Lines of data
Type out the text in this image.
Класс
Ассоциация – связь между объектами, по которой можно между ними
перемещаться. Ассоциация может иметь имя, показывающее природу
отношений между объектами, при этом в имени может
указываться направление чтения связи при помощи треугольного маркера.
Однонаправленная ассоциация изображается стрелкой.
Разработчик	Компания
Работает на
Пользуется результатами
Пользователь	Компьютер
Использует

**Aim of the task**
Reproduce each record shown above without altering a single word.

**Finished task**
Type out the text in this image.
Класс
Ассоциация – связь между объектами, по которой можно между ними
перемещаться. Ассоциация может иметь имя, показывающее природу
отношений между объектами, при этом в имени может
указываться направление чтения связи при помощи треугольного маркера.
Однонаправленная ассоциация изображается стрелкой.
Разработчик	Компания
Работает на
Пользуется результатами
Пользователь	Компьютер
Использует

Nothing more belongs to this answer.